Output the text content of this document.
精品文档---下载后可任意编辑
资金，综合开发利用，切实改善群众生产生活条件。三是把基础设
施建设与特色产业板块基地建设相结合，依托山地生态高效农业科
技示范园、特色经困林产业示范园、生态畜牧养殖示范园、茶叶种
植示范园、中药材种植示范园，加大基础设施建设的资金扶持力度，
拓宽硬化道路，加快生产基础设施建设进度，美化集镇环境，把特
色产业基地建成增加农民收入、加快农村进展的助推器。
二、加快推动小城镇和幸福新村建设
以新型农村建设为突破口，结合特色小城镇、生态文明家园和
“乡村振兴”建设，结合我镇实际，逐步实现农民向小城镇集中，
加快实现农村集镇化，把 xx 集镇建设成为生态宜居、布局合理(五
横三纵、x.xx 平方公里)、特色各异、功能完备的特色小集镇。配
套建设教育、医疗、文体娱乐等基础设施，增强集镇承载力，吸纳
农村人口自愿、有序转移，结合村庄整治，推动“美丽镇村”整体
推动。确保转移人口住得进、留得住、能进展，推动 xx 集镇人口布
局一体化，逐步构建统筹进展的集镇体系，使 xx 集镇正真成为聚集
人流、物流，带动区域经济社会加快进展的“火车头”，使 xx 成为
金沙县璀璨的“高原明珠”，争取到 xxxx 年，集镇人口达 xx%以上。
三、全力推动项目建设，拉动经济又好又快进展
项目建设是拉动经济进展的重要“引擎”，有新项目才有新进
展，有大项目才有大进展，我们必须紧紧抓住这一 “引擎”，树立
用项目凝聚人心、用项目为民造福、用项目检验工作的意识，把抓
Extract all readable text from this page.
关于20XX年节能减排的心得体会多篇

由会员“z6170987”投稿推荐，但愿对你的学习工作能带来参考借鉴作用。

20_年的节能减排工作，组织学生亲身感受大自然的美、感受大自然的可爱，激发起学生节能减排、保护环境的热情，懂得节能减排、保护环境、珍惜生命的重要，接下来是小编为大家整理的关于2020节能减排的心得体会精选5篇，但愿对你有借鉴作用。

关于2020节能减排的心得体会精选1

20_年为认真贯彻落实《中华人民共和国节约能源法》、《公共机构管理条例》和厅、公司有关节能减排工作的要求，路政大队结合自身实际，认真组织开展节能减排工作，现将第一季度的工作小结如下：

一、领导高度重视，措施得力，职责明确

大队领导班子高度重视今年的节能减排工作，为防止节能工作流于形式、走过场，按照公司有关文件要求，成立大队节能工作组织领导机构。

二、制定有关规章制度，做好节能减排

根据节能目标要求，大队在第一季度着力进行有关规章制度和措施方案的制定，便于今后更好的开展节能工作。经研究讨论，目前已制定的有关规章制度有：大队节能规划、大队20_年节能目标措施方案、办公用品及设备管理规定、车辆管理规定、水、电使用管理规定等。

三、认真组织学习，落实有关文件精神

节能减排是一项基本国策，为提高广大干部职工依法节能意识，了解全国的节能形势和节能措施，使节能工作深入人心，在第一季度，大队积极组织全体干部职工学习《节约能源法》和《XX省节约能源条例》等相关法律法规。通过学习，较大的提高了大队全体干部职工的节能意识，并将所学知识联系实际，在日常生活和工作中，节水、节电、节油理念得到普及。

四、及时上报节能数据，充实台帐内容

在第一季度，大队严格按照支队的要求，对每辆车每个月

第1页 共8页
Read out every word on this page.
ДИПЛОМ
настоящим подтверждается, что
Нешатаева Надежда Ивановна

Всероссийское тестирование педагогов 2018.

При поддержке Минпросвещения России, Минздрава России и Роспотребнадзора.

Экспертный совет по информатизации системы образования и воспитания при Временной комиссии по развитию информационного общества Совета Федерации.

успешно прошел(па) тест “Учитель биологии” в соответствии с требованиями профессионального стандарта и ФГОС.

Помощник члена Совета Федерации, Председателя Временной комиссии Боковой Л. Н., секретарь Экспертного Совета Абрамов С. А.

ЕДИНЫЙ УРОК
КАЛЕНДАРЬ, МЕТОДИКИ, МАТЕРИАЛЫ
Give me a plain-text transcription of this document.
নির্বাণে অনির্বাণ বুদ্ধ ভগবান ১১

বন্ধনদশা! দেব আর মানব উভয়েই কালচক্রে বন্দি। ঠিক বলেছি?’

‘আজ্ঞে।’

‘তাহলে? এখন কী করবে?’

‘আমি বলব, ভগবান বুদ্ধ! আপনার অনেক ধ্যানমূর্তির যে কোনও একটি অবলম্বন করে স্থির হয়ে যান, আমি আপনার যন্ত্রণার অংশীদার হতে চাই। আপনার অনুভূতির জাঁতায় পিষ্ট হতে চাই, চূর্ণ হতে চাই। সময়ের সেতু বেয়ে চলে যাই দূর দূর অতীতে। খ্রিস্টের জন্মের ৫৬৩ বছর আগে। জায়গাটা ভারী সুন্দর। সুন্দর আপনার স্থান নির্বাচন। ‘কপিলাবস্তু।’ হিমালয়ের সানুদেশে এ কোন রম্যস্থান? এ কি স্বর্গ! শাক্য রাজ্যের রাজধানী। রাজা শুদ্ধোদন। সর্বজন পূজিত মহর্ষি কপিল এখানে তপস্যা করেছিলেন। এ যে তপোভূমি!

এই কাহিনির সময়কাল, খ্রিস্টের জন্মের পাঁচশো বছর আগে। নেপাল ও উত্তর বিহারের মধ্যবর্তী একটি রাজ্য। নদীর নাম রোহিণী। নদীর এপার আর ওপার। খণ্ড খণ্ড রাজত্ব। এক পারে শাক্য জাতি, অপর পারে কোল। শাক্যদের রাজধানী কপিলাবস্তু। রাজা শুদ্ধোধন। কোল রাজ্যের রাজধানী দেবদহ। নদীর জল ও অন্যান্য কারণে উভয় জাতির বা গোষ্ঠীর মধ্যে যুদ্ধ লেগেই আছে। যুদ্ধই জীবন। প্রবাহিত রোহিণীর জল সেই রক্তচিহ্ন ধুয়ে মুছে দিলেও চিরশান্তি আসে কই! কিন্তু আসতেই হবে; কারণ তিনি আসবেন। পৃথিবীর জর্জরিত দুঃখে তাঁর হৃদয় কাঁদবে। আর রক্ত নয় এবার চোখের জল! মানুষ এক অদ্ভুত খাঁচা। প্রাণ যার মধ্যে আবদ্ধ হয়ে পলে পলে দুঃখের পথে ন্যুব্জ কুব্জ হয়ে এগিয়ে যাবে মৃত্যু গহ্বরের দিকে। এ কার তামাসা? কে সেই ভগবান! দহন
※
### Short task
Write the listing out again, exactly as it reads.

### Task answer
Output the text content of this document.
精品文档---下载后可任意编辑
资金，综合开发利用，切实改善群众生产生活条件。三是把基础设
施建设与特色产业板块基地建设相结合，依托山地生态高效农业科
技示范园、特色经困林产业示范园、生态畜牧养殖示范园、茶叶种
植示范园、中药材种植示范园，加大基础设施建设的资金扶持力度，
拓宽硬化道路，加快生产基础设施建设进度，美化集镇环境，把特
色产业基地建成增加农民收入、加快农村进展的助推器。
二、加快推动小城镇和幸福新村建设
以新型农村建设为突破口，结合特色小城镇、生态文明家园和
“乡村振兴”建设，结合我镇实际，逐步实现农民向小城镇集中，
加快实现农村集镇化，把 xx 集镇建设成为生态宜居、布局合理(五
横三纵、x.xx 平方公里)、特色各异、功能完备的特色小集镇。配
套建设教育、医疗、文体娱乐等基础设施，增强集镇承载力，吸纳
农村人口自愿、有序转移，结合村庄整治，推动“美丽镇村”整体
推动。确保转移人口住得进、留得住、能进展，推动 xx 集镇人口布
局一体化，逐步构建统筹进展的集镇体系，使 xx 集镇正真成为聚集
人流、物流，带动区域经济社会加快进展的“火车头”，使 xx 成为
金沙县璀璨的“高原明珠”，争取到 xxxx 年，集镇人口达 xx%以上。
三、全力推动项目建设，拉动经济又好又快进展
项目建设是拉动经济进展的重要“引擎”，有新项目才有新进
展，有大项目才有大进展，我们必须紧紧抓住这一 “引擎”，树立
用项目凝聚人心、用项目为民造福、用项目检验工作的意识，把抓
Extract all readable text from this page.
关于20XX年节能减排的心得体会多篇

由会员“z6170987”投稿推荐，但愿对你的学习工作能带来参考借鉴作用。

20_年的节能减排工作，组织学生亲身感受大自然的美、感受大自然的可爱，激发起学生节能减排、保护环境的热情，懂得节能减排、保护环境、珍惜生命的重要，接下来是小编为大家整理的关于2020节能减排的心得体会精选5篇，但愿对你有借鉴作用。

关于2020节能减排的心得体会精选1

20_年为认真贯彻落实《中华人民共和国节约能源法》、《公共机构管理条例》和厅、公司有关节能减排工作的要求，路政大队结合自身实际，认真组织开展节能减排工作，现将第一季度的工作小结如下：

一、领导高度重视，措施得力，职责明确

大队领导班子高度重视今年的节能减排工作，为防止节能工作流于形式、走过场，按照公司有关文件要求，成立大队节能工作组织领导机构。

二、制定有关规章制度，做好节能减排

根据节能目标要求，大队在第一季度着力进行有关规章制度和措施方案的制定，便于今后更好的开展节能工作。经研究讨论，目前已制定的有关规章制度有：大队节能规划、大队20_年节能目标措施方案、办公用品及设备管理规定、车辆管理规定、水、电使用管理规定等。

三、认真组织学习，落实有关文件精神

节能减排是一项基本国策，为提高广大干部职工依法节能意识，了解全国的节能形势和节能措施，使节能工作深入人心，在第一季度，大队积极组织全体干部职工学习《节约能源法》和《XX省节约能源条例》等相关法律法规。通过学习，较大的提高了大队全体干部职工的节能意识，并将所学知识联系实际，在日常生活和工作中，节水、节电、节油理念得到普及。

四、及时上报节能数据，充实台帐内容

在第一季度，大队严格按照支队的要求，对每辆车每个月

第1页 共8页
Read out every word on this page.
ДИПЛОМ
настоящим подтверждается, что
Нешатаева Надежда Ивановна

Всероссийское тестирование педагогов 2018.

При поддержке Минпросвещения России, Минздрава России и Роспотребнадзора.

Экспертный совет по информатизации системы образования и воспитания при Временной комиссии по развитию информационного общества Совета Федерации.

успешно прошел(па) тест “Учитель биологии” в соответствии с требованиями профессионального стандарта и ФГОС.

Помощник члена Совета Федерации, Председателя Временной комиссии Боковой Л. Н., секретарь Экспертного Совета Абрамов С. А.

ЕДИНЫЙ УРОК
КАЛЕНДАРЬ, МЕТОДИКИ, МАТЕРИАЛЫ
Give me a plain-text transcription of this document.
নির্বাণে অনির্বাণ বুদ্ধ ভগবান ১১

বন্ধনদশা! দেব আর মানব উভয়েই কালচক্রে বন্দি। ঠিক বলেছি?’

‘আজ্ঞে।’

‘তাহলে? এখন কী করবে?’

‘আমি বলব, ভগবান বুদ্ধ! আপনার অনেক ধ্যানমূর্তির যে কোনও একটি অবলম্বন করে স্থির হয়ে যান, আমি আপনার যন্ত্রণার অংশীদার হতে চাই। আপনার অনুভূতির জাঁতায় পিষ্ট হতে চাই, চূর্ণ হতে চাই। সময়ের সেতু বেয়ে চলে যাই দূর দূর অতীতে। খ্রিস্টের জন্মের ৫৬৩ বছর আগে। জায়গাটা ভারী সুন্দর। সুন্দর আপনার স্থান নির্বাচন। ‘কপিলাবস্তু।’ হিমালয়ের সানুদেশে এ কোন রম্যস্থান? এ কি স্বর্গ! শাক্য রাজ্যের রাজধানী। রাজা শুদ্ধোদন। সর্বজন পূজিত মহর্ষি কপিল এখানে তপস্যা করেছিলেন। এ যে তপোভূমি!

এই কাহিনির সময়কাল, খ্রিস্টের জন্মের পাঁচশো বছর আগে। নেপাল ও উত্তর বিহারের মধ্যবর্তী একটি রাজ্য। নদীর নাম রোহিণী। নদীর এপার আর ওপার। খণ্ড খণ্ড রাজত্ব। এক পারে শাক্য জাতি, অপর পারে কোল। শাক্যদের রাজধানী কপিলাবস্তু। রাজা শুদ্ধোধন। কোল রাজ্যের রাজধানী দেবদহ। নদীর জল ও অন্যান্য কারণে উভয় জাতির বা গোষ্ঠীর মধ্যে যুদ্ধ লেগেই আছে। যুদ্ধই জীবন। প্রবাহিত রোহিণীর জল সেই রক্তচিহ্ন ধুয়ে মুছে দিলেও চিরশান্তি আসে কই! কিন্তু আসতেই হবে; কারণ তিনি আসবেন। পৃথিবীর জর্জরিত দুঃখে তাঁর হৃদয় কাঁদবে। আর রক্ত নয় এবার চোখের জল! মানুষ এক অদ্ভুত খাঁচা। প্রাণ যার মধ্যে আবদ্ধ হয়ে পলে পলে দুঃখের পথে ন্যুব্জ কুব্জ হয়ে এগিয়ে যাবে মৃত্যু গহ্বরের দিকে। এ কার তামাসা? কে সেই ভগবান! দহন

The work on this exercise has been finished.